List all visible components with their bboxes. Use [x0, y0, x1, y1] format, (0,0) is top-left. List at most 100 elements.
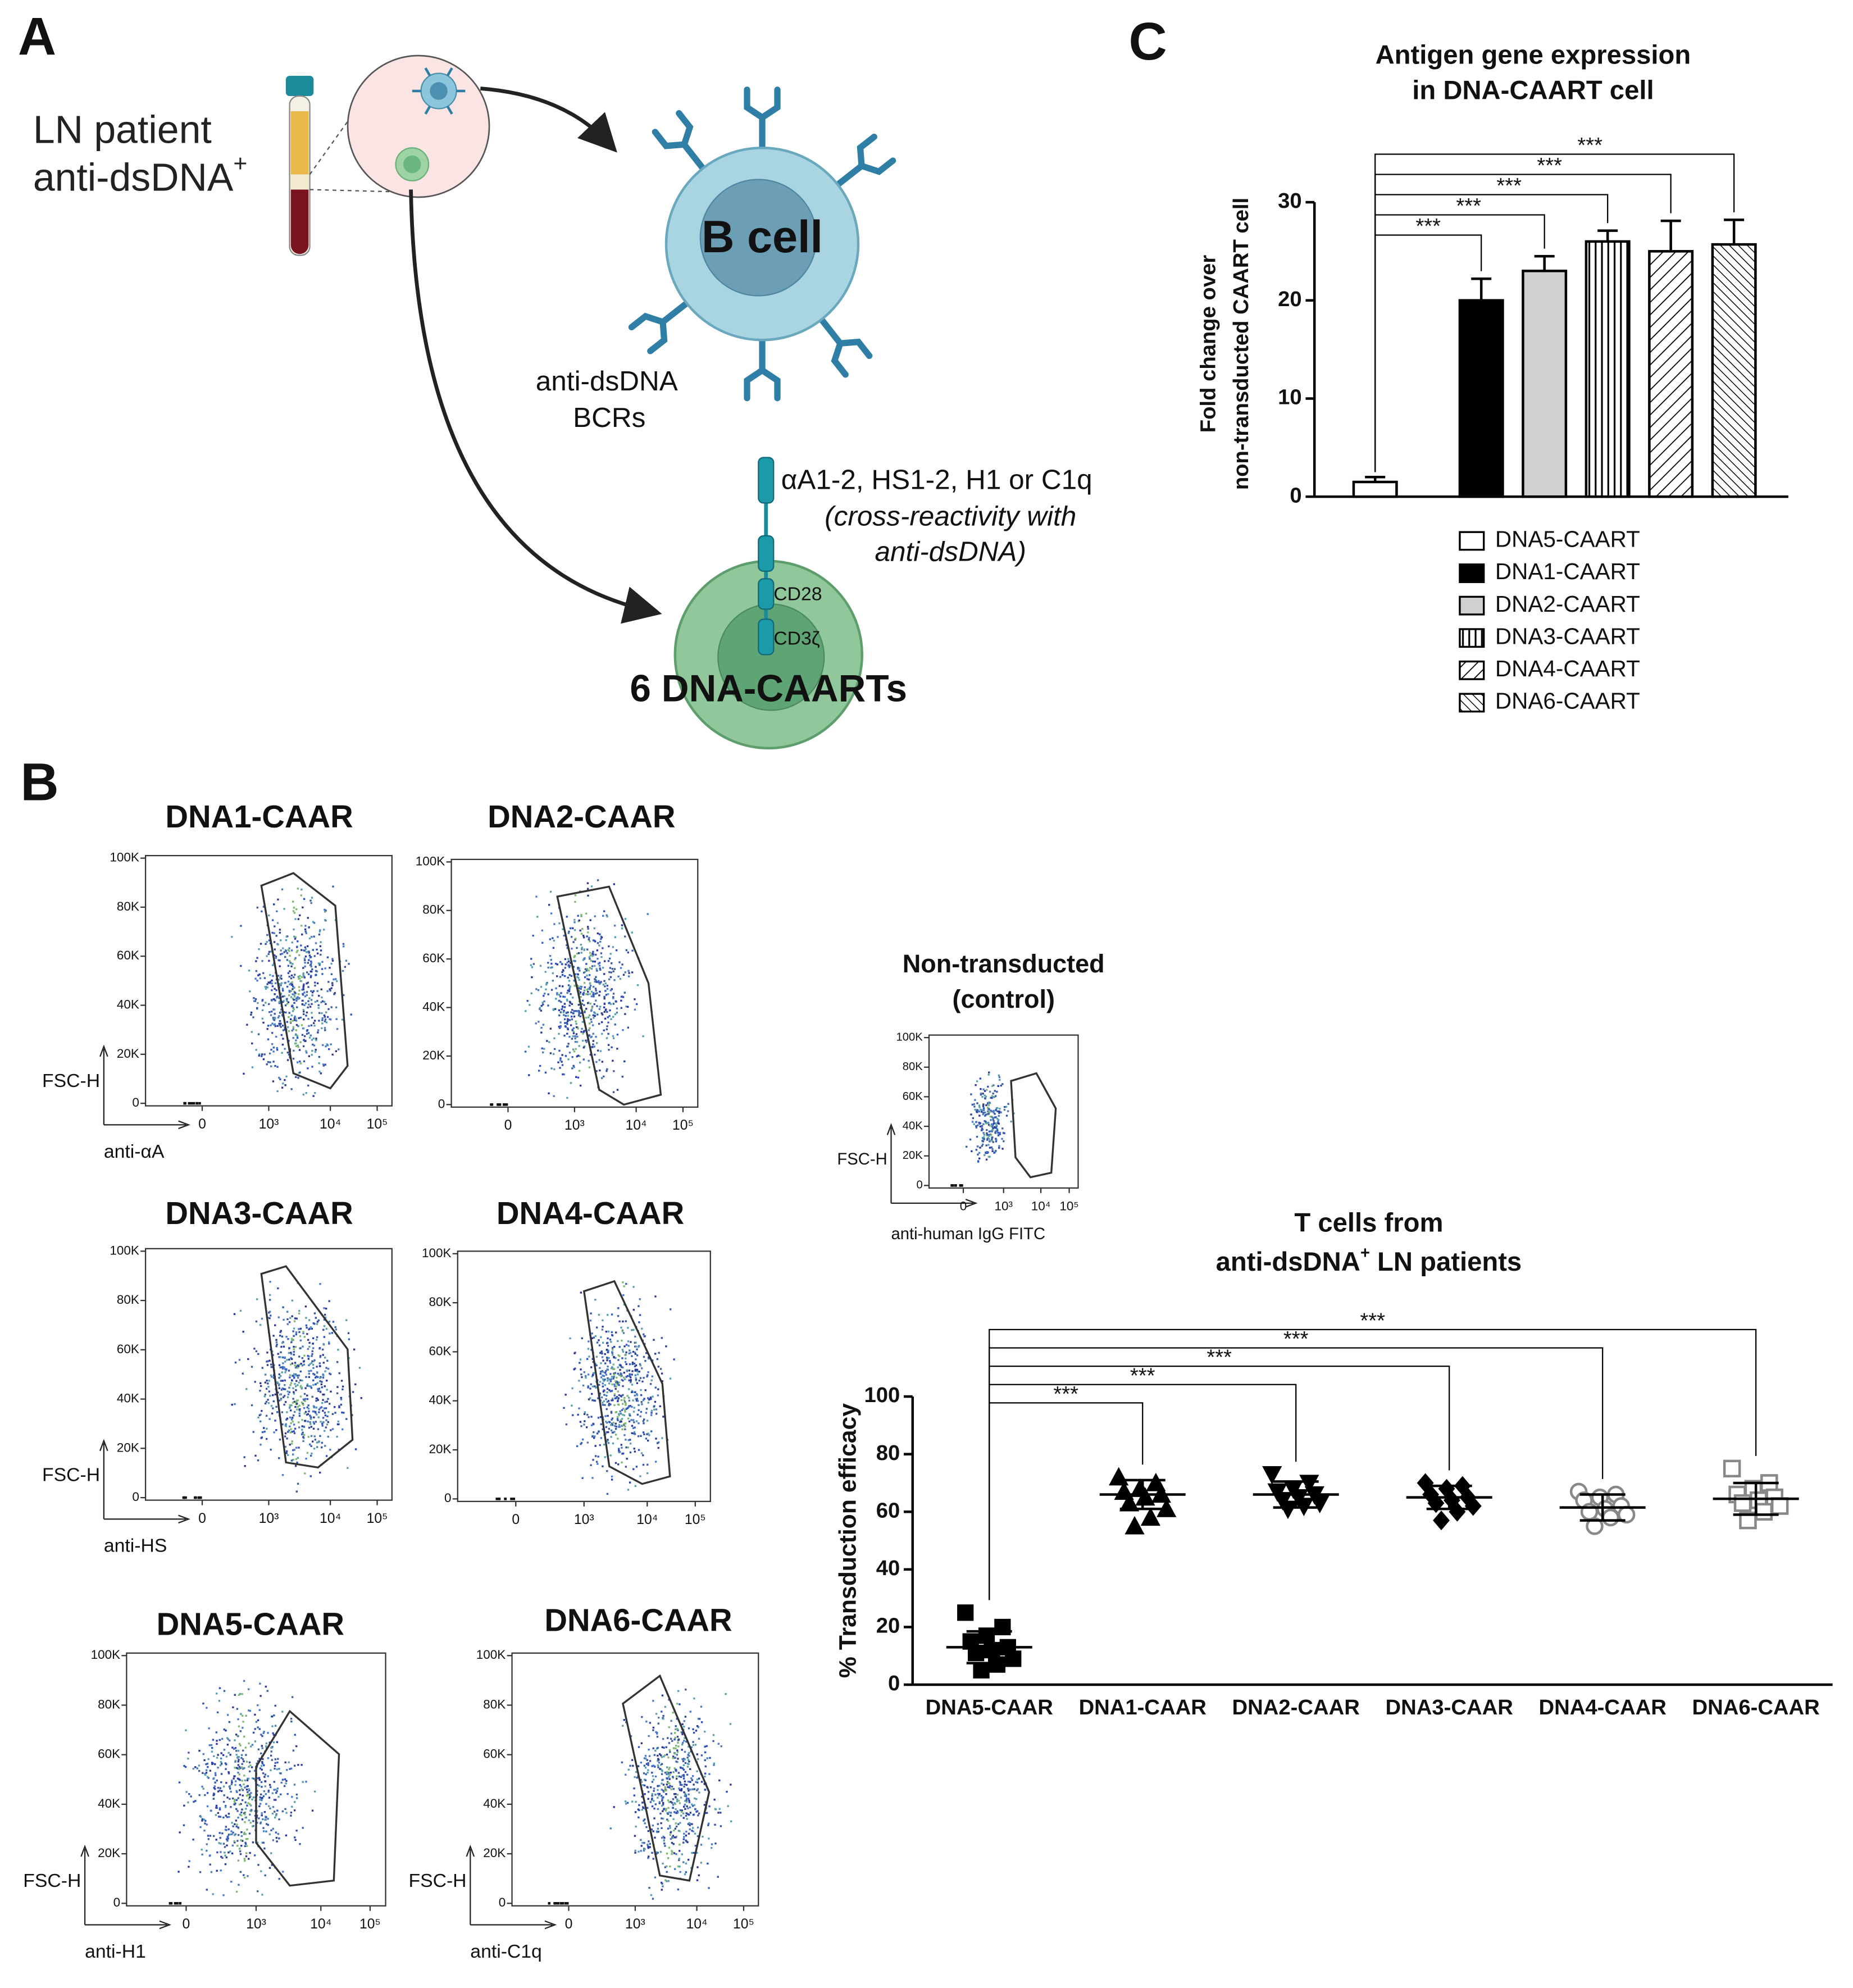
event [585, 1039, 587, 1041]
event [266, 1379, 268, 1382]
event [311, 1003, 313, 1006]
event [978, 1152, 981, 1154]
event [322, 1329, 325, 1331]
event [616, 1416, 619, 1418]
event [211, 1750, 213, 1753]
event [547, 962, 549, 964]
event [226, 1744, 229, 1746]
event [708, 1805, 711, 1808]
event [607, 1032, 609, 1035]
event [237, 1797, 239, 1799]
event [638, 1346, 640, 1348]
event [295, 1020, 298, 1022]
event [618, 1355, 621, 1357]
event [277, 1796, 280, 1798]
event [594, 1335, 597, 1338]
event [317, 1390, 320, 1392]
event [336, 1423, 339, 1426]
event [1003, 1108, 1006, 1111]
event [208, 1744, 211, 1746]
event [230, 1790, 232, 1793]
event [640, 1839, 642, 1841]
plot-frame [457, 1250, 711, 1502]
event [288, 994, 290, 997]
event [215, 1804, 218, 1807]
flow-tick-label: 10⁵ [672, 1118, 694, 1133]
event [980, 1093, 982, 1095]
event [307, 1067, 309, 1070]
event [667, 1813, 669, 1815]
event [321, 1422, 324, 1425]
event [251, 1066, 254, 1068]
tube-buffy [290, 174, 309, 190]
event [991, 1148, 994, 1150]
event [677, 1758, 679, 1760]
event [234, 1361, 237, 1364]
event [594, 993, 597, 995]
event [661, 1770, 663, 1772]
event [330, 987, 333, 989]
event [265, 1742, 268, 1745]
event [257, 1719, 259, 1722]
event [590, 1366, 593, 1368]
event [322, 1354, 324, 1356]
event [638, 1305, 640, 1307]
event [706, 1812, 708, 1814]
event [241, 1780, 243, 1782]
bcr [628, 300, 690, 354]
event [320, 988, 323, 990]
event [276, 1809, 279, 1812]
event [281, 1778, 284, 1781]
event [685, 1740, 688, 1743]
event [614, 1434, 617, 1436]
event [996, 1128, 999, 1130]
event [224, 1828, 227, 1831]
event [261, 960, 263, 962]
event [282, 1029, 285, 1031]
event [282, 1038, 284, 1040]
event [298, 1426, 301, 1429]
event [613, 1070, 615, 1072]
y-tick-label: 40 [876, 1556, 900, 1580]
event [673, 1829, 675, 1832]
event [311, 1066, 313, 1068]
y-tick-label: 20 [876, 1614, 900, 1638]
======
Reproduce the lines above word for word, leaving out the picture.

- **ANSWER TO THE TASK**
List all visible components with their bboxes. Use [x0, y0, x1, y1] format, (0,0) is top-left. List at most 100 elements.
event [585, 1039, 587, 1041]
event [266, 1379, 268, 1382]
event [311, 1003, 313, 1006]
event [978, 1152, 981, 1154]
event [322, 1329, 325, 1331]
event [616, 1416, 619, 1418]
event [211, 1750, 213, 1753]
event [547, 962, 549, 964]
event [226, 1744, 229, 1746]
event [708, 1805, 711, 1808]
event [607, 1032, 609, 1035]
event [237, 1797, 239, 1799]
event [638, 1346, 640, 1348]
event [295, 1020, 298, 1022]
event [618, 1355, 621, 1357]
event [277, 1796, 280, 1798]
event [594, 1335, 597, 1338]
event [317, 1390, 320, 1392]
event [336, 1423, 339, 1426]
event [1003, 1108, 1006, 1111]
event [208, 1744, 211, 1746]
event [230, 1790, 232, 1793]
event [640, 1839, 642, 1841]
plot-frame [457, 1250, 711, 1502]
event [288, 994, 290, 997]
event [215, 1804, 218, 1807]
flow-tick-label: 10⁵ [672, 1118, 694, 1133]
event [980, 1093, 982, 1095]
event [307, 1067, 309, 1070]
event [667, 1813, 669, 1815]
event [321, 1422, 324, 1425]
event [251, 1066, 254, 1068]
tube-buffy [290, 174, 309, 190]
event [991, 1148, 994, 1150]
event [677, 1758, 679, 1760]
event [234, 1361, 237, 1364]
event [594, 993, 597, 995]
event [661, 1770, 663, 1772]
event [330, 987, 333, 989]
event [265, 1742, 268, 1745]
event [257, 1719, 259, 1722]
event [590, 1366, 593, 1368]
event [322, 1354, 324, 1356]
event [638, 1305, 640, 1307]
event [706, 1812, 708, 1814]
event [241, 1780, 243, 1782]
bcr [628, 300, 690, 354]
event [320, 988, 323, 990]
event [276, 1809, 279, 1812]
event [281, 1778, 284, 1781]
event [685, 1740, 688, 1743]
event [614, 1434, 617, 1436]
event [996, 1128, 999, 1130]
event [224, 1828, 227, 1831]
event [261, 960, 263, 962]
event [282, 1029, 285, 1031]
event [282, 1038, 284, 1040]
event [298, 1426, 301, 1429]
event [613, 1070, 615, 1072]
y-tick-label: 40 [876, 1556, 900, 1580]
event [673, 1829, 675, 1832]
event [311, 1066, 313, 1068]
y-tick-label: 20 [876, 1614, 900, 1638]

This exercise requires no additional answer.